[Extracts from a graphics dataset]
··········

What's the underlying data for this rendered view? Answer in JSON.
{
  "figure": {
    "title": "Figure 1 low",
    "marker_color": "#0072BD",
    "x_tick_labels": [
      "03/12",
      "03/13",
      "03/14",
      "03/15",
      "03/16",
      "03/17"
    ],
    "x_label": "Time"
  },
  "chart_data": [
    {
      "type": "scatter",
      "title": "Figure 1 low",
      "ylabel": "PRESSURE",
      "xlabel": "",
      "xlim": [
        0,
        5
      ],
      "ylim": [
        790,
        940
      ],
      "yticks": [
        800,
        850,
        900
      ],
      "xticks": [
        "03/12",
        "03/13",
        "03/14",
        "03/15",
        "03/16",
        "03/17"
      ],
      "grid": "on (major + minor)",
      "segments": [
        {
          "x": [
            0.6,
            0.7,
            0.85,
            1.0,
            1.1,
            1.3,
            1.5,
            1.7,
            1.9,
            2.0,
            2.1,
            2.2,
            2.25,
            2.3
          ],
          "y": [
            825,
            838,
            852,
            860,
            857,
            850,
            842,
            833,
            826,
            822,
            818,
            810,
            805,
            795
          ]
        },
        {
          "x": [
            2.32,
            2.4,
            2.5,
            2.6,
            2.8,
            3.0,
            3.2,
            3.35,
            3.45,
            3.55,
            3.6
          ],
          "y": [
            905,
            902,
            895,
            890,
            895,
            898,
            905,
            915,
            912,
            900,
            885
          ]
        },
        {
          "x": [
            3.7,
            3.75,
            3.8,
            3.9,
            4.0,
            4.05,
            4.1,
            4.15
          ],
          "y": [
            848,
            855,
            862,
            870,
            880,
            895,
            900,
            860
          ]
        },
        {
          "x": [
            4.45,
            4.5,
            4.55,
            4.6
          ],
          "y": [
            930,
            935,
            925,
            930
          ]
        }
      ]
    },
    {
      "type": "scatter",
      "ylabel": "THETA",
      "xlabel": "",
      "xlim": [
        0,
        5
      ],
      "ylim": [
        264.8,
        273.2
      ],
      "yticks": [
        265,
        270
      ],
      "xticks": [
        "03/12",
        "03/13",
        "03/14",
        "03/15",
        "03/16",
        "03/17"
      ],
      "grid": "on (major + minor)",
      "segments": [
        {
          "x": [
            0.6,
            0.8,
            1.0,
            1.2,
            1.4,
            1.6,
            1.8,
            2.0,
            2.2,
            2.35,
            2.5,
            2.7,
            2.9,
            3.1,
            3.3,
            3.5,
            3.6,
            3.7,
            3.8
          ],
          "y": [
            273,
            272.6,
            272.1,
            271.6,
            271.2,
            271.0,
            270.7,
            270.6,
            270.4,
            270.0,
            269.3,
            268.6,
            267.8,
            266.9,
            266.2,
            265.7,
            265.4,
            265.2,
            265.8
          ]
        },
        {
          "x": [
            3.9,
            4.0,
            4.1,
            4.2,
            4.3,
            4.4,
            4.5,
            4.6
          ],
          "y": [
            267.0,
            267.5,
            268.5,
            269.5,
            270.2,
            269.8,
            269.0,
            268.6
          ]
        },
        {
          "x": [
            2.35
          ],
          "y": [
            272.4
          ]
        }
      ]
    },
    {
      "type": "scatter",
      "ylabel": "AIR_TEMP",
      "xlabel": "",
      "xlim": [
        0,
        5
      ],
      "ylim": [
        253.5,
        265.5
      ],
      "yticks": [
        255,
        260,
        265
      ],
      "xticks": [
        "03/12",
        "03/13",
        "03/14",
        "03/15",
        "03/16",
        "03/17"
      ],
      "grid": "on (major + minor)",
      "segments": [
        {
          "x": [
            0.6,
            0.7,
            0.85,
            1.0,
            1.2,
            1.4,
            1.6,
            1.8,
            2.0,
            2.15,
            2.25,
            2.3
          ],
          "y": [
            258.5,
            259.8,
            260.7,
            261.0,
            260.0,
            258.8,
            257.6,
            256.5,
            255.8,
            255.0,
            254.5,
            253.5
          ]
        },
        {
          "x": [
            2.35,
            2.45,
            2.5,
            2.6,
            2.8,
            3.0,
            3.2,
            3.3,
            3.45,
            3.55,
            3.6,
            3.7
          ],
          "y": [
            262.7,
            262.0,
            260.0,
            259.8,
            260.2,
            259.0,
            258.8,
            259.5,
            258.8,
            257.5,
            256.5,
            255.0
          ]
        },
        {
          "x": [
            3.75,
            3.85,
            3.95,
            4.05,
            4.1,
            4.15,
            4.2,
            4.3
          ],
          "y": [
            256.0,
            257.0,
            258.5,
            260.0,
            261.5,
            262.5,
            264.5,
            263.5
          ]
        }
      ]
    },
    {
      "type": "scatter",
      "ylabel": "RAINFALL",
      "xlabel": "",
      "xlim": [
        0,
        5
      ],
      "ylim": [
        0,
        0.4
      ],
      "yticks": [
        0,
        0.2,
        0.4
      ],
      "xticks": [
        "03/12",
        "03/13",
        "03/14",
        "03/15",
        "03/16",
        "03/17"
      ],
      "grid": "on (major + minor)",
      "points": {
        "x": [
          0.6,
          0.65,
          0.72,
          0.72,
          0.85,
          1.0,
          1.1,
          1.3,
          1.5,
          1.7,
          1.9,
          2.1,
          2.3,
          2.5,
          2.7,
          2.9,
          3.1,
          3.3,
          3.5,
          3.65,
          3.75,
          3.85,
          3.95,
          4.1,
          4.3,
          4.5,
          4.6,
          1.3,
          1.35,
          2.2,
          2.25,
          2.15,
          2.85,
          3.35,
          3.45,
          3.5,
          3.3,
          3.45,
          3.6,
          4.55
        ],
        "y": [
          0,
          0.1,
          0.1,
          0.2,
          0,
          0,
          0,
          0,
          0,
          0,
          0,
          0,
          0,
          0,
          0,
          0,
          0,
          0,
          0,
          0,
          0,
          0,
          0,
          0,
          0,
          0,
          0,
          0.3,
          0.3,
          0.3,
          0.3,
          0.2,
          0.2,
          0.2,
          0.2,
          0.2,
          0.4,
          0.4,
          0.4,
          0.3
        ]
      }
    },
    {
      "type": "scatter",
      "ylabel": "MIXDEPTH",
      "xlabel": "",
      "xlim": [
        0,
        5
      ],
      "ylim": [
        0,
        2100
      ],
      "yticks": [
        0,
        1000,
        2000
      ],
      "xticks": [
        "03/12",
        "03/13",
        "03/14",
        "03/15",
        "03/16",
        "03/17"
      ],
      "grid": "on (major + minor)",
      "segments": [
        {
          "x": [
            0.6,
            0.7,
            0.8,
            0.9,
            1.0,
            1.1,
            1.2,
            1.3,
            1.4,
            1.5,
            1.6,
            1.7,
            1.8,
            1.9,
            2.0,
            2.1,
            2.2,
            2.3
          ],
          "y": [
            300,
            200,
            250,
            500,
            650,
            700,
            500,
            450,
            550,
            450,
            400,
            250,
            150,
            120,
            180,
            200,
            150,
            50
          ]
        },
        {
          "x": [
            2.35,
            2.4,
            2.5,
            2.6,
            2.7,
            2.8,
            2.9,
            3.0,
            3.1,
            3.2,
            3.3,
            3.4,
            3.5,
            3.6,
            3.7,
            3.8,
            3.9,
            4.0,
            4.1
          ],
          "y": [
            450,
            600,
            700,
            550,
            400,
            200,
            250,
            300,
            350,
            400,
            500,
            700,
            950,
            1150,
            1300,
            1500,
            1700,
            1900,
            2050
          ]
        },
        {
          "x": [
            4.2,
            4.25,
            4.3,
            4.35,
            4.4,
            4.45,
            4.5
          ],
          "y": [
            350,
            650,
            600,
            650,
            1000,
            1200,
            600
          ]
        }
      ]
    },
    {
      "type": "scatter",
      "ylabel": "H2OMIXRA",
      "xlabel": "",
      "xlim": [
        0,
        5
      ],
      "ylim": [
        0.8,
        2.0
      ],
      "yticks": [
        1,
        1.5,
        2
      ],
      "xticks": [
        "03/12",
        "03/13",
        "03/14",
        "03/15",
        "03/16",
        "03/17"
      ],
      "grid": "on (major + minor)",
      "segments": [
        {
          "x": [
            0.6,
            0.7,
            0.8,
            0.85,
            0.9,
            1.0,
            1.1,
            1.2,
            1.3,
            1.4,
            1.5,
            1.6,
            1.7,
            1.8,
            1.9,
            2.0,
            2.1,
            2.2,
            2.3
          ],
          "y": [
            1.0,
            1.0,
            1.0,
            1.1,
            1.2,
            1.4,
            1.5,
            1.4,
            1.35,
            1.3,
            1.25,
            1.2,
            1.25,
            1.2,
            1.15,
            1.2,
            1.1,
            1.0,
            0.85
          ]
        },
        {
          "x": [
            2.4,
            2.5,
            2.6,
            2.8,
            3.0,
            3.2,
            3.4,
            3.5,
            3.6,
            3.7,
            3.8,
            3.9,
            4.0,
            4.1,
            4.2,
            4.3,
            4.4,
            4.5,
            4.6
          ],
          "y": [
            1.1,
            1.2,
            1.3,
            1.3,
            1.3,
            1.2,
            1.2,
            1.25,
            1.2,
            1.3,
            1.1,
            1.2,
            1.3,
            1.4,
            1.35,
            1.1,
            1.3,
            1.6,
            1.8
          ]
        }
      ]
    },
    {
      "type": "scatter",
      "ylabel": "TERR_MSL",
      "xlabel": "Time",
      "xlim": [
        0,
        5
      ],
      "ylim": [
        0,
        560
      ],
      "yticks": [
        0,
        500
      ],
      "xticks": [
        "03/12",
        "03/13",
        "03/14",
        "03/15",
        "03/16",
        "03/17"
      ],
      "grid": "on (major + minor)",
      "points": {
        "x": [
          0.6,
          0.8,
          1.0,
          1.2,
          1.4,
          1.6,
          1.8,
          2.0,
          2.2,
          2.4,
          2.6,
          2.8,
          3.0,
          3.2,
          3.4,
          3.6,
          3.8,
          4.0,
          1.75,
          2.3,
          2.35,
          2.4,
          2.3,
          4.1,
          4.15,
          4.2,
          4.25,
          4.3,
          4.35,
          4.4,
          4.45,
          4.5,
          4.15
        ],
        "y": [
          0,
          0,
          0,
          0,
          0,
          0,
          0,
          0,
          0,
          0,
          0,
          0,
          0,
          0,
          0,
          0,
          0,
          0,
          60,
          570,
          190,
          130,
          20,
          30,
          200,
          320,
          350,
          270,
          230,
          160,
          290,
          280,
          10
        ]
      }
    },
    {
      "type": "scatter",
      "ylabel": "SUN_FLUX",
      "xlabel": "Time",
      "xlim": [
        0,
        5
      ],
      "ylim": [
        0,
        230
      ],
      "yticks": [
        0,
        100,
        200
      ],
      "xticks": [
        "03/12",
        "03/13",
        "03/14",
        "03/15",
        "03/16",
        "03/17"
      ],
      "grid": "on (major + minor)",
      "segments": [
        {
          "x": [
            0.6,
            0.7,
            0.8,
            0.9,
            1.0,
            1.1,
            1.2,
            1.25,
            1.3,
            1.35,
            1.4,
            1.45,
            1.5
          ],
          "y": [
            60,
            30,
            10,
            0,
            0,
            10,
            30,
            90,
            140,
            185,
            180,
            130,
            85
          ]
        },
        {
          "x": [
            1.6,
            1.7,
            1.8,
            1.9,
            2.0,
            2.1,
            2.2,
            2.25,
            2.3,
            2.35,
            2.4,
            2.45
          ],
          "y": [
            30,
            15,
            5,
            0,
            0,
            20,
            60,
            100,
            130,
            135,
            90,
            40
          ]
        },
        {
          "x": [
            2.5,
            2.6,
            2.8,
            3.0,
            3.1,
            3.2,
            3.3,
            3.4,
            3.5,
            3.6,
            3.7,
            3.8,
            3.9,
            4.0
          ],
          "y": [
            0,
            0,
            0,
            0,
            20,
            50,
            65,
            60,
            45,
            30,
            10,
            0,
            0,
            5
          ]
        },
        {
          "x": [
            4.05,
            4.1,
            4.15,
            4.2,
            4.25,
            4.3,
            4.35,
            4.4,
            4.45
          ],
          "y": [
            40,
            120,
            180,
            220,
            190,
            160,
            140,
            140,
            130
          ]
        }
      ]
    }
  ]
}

··········

EXERCISE DETAILS –
Each line containing "ylabel" counts once; state the total number of such lines and nothing else.

SOLUTION –
8